Dataset excerpt

┌──

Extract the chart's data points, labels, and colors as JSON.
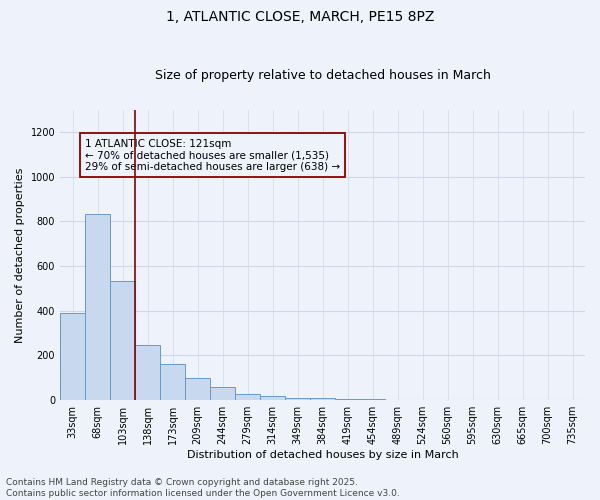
{
  "title": "1, ATLANTIC CLOSE, MARCH, PE15 8PZ",
  "subtitle": "Size of property relative to detached houses in March",
  "xlabel": "Distribution of detached houses by size in March",
  "ylabel": "Number of detached properties",
  "categories": [
    "33sqm",
    "68sqm",
    "103sqm",
    "138sqm",
    "173sqm",
    "209sqm",
    "244sqm",
    "279sqm",
    "314sqm",
    "349sqm",
    "384sqm",
    "419sqm",
    "454sqm",
    "489sqm",
    "524sqm",
    "560sqm",
    "595sqm",
    "630sqm",
    "665sqm",
    "700sqm",
    "735sqm"
  ],
  "values": [
    390,
    835,
    535,
    248,
    160,
    100,
    58,
    30,
    20,
    12,
    8,
    5,
    4,
    3,
    3,
    2,
    2,
    2,
    2,
    2,
    2
  ],
  "bar_color": "#c8d8ee",
  "bar_edge_color": "#6699cc",
  "bg_color": "#edf2fb",
  "grid_color": "#d0d8e8",
  "vline_color": "#8b0000",
  "vline_x_index": 2.5,
  "annotation_text": "1 ATLANTIC CLOSE: 121sqm\n← 70% of detached houses are smaller (1,535)\n29% of semi-detached houses are larger (638) →",
  "annotation_box_color": "#8b0000",
  "footer": "Contains HM Land Registry data © Crown copyright and database right 2025.\nContains public sector information licensed under the Open Government Licence v3.0.",
  "ylim": [
    0,
    1300
  ],
  "title_fontsize": 10,
  "subtitle_fontsize": 9,
  "axis_label_fontsize": 8,
  "tick_fontsize": 7,
  "annot_fontsize": 7.5,
  "footer_fontsize": 6.5,
  "yticks": [
    0,
    200,
    400,
    600,
    800,
    1000,
    1200
  ]
}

└──

SHORT EXERCISE. Keep the pictures out of the copy and return the rest of the data above exactly.

RESULT FOR THIS EXERCISE.
Extract the chart's data points, labels, and colors as JSON.
{
  "title": "1, ATLANTIC CLOSE, MARCH, PE15 8PZ",
  "subtitle": "Size of property relative to detached houses in March",
  "xlabel": "Distribution of detached houses by size in March",
  "ylabel": "Number of detached properties",
  "categories": [
    "33sqm",
    "68sqm",
    "103sqm",
    "138sqm",
    "173sqm",
    "209sqm",
    "244sqm",
    "279sqm",
    "314sqm",
    "349sqm",
    "384sqm",
    "419sqm",
    "454sqm",
    "489sqm",
    "524sqm",
    "560sqm",
    "595sqm",
    "630sqm",
    "665sqm",
    "700sqm",
    "735sqm"
  ],
  "values": [
    390,
    835,
    535,
    248,
    160,
    100,
    58,
    30,
    20,
    12,
    8,
    5,
    4,
    3,
    3,
    2,
    2,
    2,
    2,
    2,
    2
  ],
  "bar_color": "#c8d8ee",
  "bar_edge_color": "#6699cc",
  "bg_color": "#edf2fb",
  "grid_color": "#d0d8e8",
  "vline_color": "#8b0000",
  "vline_x_index": 2.5,
  "annotation_text": "1 ATLANTIC CLOSE: 121sqm\n← 70% of detached houses are smaller (1,535)\n29% of semi-detached houses are larger (638) →",
  "annotation_box_color": "#8b0000",
  "footer": "Contains HM Land Registry data © Crown copyright and database right 2025.\nContains public sector information licensed under the Open Government Licence v3.0.",
  "ylim": [
    0,
    1300
  ],
  "title_fontsize": 10,
  "subtitle_fontsize": 9,
  "axis_label_fontsize": 8,
  "tick_fontsize": 7,
  "annot_fontsize": 7.5,
  "footer_fontsize": 6.5,
  "yticks": [
    0,
    200,
    400,
    600,
    800,
    1000,
    1200
  ]
}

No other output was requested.